#### [Work required]
Could you rewrite the listing from its start through the line containing "tab-assets[interactable] [408,402,442,410]", with "legend-label" replaced by "legend-item" and everything else left unchanged?

(Data items)

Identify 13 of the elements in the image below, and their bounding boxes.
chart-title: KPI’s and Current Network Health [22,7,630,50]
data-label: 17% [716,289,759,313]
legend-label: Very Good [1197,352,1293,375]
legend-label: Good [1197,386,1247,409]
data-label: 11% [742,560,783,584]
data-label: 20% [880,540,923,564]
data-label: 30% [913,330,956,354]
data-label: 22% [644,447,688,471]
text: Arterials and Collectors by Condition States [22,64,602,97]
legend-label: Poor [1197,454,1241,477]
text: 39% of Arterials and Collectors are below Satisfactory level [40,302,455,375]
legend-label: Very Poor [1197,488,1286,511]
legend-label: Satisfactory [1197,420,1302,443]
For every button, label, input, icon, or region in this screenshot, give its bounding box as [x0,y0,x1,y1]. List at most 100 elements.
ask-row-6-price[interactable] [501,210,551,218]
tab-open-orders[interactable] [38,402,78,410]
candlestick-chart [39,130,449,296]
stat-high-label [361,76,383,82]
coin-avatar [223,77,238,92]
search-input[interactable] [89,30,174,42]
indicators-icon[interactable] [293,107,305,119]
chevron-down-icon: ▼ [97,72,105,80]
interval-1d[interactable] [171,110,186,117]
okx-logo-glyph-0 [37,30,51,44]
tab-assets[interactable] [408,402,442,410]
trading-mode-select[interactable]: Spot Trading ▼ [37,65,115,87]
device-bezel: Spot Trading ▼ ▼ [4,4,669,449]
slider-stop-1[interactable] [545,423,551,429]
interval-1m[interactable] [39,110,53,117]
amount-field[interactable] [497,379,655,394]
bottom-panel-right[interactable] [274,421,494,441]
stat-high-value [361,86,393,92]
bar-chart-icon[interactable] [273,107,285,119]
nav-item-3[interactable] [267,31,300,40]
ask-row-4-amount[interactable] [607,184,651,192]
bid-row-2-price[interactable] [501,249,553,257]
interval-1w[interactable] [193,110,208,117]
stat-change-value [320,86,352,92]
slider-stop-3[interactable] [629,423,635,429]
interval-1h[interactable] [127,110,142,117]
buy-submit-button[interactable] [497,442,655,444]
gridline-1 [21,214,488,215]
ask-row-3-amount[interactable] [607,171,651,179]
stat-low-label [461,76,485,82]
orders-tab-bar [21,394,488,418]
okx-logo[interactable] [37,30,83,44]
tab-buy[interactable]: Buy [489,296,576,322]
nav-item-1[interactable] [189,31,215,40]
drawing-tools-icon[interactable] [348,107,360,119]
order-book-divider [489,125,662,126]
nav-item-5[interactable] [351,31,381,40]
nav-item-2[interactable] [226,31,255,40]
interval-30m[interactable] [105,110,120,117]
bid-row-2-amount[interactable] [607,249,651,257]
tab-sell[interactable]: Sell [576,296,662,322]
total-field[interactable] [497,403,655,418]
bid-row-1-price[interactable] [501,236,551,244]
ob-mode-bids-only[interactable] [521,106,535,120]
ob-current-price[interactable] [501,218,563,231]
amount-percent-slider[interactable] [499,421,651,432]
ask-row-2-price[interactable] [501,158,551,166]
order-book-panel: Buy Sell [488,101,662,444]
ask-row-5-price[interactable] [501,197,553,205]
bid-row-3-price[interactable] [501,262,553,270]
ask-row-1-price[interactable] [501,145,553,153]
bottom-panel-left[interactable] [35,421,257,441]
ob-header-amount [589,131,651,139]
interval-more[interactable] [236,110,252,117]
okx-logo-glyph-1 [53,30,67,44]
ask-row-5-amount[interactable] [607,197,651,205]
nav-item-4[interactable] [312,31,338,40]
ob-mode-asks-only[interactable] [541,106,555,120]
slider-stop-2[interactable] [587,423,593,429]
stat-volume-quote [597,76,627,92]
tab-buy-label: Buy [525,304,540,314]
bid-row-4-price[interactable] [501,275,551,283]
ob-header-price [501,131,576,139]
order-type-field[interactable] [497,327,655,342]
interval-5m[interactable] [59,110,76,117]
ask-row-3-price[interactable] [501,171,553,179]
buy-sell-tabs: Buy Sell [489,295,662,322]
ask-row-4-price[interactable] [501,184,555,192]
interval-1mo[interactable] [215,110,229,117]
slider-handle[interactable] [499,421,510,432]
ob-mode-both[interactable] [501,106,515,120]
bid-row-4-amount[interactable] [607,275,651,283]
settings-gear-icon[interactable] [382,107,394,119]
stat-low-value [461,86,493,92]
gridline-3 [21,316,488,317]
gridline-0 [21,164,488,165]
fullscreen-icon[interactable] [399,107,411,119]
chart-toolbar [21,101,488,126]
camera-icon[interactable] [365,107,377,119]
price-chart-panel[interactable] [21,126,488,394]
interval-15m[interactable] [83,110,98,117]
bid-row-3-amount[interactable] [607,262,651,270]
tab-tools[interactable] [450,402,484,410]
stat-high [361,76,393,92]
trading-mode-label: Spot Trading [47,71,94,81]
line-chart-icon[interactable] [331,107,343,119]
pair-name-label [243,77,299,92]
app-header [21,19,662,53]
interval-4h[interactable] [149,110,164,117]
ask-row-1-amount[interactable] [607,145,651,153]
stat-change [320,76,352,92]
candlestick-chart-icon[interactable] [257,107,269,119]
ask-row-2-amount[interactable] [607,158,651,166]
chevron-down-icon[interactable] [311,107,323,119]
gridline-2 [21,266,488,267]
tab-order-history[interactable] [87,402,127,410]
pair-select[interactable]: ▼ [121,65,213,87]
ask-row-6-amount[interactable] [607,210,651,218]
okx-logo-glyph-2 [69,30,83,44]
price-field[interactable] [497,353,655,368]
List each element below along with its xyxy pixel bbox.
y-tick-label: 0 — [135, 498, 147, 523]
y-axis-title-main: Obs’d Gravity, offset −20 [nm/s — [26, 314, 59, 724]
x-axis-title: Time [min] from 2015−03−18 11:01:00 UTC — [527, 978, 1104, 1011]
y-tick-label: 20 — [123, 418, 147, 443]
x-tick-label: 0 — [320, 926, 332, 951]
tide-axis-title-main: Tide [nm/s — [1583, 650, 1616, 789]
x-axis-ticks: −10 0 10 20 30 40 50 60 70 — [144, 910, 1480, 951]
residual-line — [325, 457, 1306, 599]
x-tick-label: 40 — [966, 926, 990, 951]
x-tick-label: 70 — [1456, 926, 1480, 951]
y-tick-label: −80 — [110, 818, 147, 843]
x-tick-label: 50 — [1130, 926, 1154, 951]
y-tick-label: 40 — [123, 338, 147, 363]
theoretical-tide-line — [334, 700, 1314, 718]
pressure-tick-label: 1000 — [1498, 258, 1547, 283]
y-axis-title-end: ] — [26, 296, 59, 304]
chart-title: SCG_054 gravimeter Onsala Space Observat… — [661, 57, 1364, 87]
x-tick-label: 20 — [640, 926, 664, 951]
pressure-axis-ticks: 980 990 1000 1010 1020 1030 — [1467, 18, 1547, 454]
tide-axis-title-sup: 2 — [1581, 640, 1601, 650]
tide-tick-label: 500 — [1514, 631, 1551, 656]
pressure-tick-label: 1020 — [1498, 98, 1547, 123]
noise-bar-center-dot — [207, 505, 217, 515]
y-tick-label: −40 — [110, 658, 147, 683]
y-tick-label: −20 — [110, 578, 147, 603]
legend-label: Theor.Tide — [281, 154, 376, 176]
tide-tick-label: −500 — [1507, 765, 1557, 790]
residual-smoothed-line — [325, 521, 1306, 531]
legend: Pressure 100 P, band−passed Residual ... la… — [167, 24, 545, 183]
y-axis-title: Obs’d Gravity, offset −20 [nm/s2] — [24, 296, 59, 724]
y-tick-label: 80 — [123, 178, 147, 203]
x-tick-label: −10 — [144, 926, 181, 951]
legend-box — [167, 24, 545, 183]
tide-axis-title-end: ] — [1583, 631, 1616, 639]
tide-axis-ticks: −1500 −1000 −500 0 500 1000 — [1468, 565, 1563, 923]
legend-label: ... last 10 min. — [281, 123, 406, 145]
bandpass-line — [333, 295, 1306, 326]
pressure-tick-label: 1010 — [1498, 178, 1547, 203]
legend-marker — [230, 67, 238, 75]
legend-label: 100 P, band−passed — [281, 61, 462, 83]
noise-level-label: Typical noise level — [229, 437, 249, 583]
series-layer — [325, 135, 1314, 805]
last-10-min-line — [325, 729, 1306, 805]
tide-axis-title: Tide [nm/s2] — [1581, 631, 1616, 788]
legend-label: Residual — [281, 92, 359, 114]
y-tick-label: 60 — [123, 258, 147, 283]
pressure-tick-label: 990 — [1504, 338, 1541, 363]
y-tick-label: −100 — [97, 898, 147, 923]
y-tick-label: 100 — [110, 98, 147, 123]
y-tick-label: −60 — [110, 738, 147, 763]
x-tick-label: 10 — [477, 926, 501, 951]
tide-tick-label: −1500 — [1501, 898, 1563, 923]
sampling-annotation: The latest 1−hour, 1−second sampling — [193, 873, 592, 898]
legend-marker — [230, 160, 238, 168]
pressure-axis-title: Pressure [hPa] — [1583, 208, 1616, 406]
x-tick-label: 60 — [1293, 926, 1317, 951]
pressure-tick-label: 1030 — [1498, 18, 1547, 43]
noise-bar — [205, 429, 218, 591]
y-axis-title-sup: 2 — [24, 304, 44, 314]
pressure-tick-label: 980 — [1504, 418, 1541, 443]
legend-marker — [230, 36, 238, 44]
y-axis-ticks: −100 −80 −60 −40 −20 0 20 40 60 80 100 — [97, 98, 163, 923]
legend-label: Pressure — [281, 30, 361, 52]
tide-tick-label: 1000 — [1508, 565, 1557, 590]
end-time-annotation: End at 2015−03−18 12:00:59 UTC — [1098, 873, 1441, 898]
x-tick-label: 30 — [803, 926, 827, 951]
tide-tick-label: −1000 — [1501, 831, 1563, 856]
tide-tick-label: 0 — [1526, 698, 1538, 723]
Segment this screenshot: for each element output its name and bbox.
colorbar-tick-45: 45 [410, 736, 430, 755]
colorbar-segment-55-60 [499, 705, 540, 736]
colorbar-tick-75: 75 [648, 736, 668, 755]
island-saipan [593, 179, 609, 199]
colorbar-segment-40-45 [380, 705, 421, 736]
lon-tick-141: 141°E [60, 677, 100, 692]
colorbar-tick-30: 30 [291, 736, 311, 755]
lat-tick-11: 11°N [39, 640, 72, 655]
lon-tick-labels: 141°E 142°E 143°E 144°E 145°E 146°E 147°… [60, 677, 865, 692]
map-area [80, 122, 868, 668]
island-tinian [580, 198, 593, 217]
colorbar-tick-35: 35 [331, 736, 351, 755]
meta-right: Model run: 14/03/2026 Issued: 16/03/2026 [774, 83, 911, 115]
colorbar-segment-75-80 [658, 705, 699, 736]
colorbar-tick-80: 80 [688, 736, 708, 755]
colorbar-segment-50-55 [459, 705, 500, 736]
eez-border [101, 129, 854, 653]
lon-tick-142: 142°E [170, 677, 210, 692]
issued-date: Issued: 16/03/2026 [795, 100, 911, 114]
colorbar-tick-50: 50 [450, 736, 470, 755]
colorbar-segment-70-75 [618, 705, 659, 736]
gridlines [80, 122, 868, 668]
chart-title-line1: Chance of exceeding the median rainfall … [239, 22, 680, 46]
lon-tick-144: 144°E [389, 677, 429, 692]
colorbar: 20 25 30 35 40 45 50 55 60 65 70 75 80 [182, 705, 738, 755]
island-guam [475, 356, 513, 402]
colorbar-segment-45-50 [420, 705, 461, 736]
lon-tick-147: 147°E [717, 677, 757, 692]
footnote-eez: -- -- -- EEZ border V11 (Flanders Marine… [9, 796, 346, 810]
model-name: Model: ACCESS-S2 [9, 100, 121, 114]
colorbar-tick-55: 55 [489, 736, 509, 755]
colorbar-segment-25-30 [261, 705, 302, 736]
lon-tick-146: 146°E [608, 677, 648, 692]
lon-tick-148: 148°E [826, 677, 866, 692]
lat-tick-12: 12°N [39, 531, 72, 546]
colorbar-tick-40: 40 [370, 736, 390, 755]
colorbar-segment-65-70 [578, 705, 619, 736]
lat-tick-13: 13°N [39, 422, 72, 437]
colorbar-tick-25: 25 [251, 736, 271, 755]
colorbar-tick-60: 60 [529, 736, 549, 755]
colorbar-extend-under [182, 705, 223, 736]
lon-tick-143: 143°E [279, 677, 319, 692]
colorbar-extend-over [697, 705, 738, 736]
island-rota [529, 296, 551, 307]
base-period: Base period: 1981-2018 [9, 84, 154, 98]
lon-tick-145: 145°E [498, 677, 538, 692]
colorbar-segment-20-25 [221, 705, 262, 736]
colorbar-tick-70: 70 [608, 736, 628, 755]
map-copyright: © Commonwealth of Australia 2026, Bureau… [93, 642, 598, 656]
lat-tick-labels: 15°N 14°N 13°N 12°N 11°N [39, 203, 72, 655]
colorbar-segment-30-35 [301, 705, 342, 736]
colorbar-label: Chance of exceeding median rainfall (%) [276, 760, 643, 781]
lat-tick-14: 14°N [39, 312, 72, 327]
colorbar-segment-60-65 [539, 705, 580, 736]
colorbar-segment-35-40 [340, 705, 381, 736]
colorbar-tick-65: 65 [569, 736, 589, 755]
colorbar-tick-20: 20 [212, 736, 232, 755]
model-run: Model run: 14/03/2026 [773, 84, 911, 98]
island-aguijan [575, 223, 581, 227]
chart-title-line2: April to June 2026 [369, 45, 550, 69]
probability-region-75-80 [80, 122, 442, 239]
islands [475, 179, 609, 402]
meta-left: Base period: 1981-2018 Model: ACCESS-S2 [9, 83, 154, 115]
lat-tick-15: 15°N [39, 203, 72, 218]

#### [Answer to the problem]
Identify 13 of the elements in the image below, and their bounding boxes.
chart-title: KPI’s and Current Network Health [22,7,630,50]
data-label: 17% [716,289,759,313]
legend-item: Very Good [1197,352,1293,375]
legend-item: Good [1197,386,1247,409]
data-label: 11% [742,560,783,584]
data-label: 20% [880,540,923,564]
data-label: 30% [913,330,956,354]
data-label: 22% [644,447,688,471]
text: Arterials and Collectors by Condition States [22,64,602,97]
legend-item: Poor [1197,454,1241,477]
text: 39% of Arterials and Collectors are below Satisfactory level [40,302,455,375]
legend-item: Very Poor [1197,488,1286,511]
legend-item: Satisfactory [1197,420,1302,443]
For every button, label, input, icon, or region in this screenshot, give its bounding box as [x0,y0,x1,y1]. List at most 100 elements.
ask-row-6-price[interactable] [501,210,551,218]
tab-open-orders[interactable] [38,402,78,410]
candlestick-chart [39,130,449,296]
stat-high-label [361,76,383,82]
coin-avatar [223,77,238,92]
search-input[interactable] [89,30,174,42]
indicators-icon[interactable] [293,107,305,119]
chevron-down-icon: ▼ [97,72,105,80]
interval-1d[interactable] [171,110,186,117]
okx-logo-glyph-0 [37,30,51,44]
tab-assets[interactable] [408,402,442,410]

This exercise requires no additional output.